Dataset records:
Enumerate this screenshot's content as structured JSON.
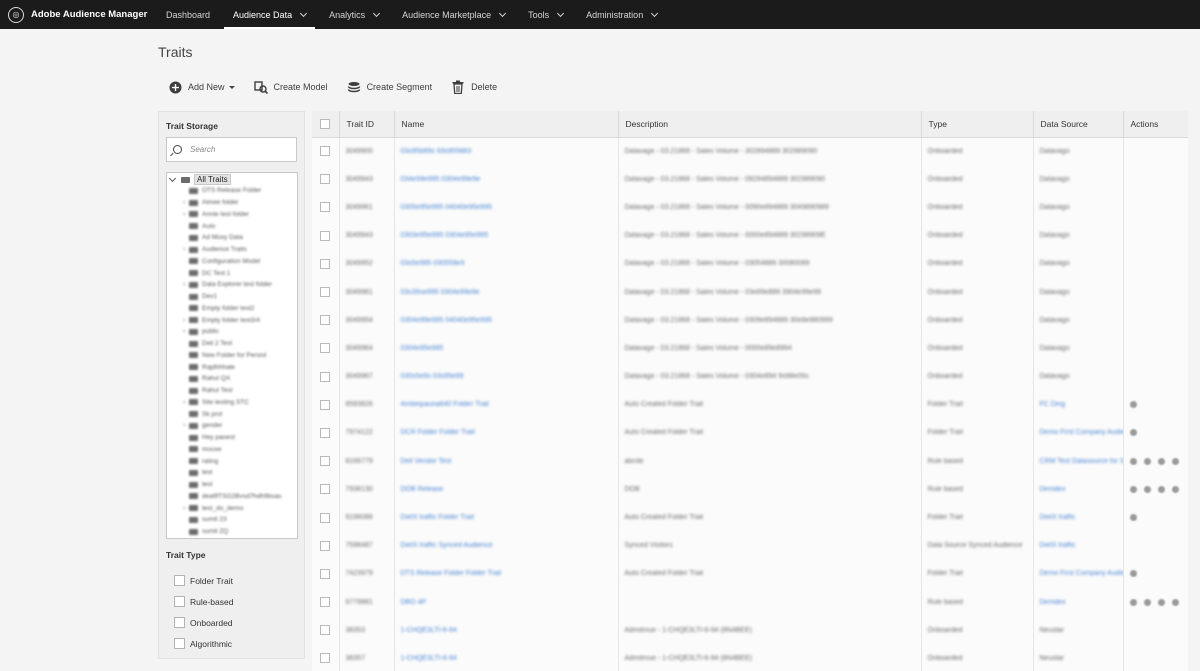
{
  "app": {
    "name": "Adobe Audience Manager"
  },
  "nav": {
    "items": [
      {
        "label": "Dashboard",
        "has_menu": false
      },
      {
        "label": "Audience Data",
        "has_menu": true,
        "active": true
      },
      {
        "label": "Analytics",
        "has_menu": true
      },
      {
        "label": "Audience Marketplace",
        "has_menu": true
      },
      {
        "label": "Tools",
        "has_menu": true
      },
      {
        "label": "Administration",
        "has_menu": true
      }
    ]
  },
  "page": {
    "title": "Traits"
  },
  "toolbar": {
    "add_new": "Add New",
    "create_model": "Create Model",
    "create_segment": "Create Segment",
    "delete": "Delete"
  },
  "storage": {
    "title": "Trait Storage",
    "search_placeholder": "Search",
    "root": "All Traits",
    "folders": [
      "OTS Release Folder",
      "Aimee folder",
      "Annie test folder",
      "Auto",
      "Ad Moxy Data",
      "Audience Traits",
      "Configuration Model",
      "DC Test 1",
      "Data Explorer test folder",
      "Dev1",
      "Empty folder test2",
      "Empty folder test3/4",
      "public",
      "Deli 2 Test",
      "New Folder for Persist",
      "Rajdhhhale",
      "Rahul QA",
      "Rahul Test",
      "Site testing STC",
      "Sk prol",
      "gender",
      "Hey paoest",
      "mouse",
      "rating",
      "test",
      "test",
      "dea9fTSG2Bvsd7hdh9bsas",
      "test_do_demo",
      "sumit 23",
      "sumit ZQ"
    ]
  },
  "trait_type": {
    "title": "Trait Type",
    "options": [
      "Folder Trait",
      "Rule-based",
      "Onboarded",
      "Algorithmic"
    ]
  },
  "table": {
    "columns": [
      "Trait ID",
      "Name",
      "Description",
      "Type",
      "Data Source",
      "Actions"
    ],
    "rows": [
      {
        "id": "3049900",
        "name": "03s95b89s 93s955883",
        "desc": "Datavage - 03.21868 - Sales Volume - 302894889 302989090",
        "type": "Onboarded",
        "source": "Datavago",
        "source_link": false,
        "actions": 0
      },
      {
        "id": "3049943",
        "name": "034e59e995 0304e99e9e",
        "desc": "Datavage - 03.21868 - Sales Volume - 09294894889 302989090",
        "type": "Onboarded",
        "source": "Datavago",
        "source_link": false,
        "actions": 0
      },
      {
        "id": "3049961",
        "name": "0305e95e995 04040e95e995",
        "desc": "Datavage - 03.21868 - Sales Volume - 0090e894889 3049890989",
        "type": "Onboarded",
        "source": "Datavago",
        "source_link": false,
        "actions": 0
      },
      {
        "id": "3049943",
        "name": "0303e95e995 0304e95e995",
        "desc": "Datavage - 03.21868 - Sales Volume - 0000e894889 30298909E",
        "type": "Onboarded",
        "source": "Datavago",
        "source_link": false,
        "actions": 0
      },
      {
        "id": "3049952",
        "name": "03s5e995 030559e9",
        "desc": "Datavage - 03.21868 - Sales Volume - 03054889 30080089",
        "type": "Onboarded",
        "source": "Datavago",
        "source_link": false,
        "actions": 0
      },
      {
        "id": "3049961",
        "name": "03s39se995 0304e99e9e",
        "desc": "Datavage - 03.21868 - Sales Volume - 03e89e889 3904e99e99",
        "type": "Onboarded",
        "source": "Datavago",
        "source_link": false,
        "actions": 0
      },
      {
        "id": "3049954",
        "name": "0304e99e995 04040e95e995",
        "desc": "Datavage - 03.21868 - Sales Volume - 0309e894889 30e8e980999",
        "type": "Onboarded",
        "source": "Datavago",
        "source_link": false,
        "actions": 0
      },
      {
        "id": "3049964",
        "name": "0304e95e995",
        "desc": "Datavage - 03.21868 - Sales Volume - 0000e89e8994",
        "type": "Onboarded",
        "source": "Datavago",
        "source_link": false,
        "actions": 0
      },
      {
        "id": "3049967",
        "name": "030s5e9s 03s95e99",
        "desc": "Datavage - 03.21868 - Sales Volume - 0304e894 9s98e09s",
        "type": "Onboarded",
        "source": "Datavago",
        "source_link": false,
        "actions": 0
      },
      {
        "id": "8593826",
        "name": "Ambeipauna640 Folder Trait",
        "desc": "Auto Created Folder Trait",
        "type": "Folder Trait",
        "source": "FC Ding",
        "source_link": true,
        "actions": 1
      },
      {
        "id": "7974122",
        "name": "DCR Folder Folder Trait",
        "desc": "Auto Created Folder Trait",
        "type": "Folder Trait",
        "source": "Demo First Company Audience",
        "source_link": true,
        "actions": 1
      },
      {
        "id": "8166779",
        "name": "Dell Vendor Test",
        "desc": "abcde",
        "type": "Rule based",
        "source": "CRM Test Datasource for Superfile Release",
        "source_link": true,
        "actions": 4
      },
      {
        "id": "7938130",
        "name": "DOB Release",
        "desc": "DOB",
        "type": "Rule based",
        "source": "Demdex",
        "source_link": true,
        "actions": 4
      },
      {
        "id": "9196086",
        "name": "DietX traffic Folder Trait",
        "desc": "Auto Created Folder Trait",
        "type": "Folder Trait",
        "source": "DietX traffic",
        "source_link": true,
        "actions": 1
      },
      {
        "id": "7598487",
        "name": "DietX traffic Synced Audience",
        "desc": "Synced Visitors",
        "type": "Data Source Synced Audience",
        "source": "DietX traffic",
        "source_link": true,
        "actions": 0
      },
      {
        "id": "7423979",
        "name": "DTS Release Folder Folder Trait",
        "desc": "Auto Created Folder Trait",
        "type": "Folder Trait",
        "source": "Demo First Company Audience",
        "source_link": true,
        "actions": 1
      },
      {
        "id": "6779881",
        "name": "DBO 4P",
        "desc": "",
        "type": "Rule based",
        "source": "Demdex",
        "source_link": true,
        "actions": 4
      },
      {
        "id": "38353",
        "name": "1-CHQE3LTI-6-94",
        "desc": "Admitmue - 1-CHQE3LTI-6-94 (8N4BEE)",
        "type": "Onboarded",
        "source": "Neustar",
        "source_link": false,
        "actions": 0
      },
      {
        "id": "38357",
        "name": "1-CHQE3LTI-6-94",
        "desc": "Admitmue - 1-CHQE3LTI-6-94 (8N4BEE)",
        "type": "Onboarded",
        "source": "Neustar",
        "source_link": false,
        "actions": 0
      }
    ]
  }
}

Problem description: Search the entries for the word "Model", then gather every line that has it.

The response:
    "create_model": "Create Model",
      "Configuration Model",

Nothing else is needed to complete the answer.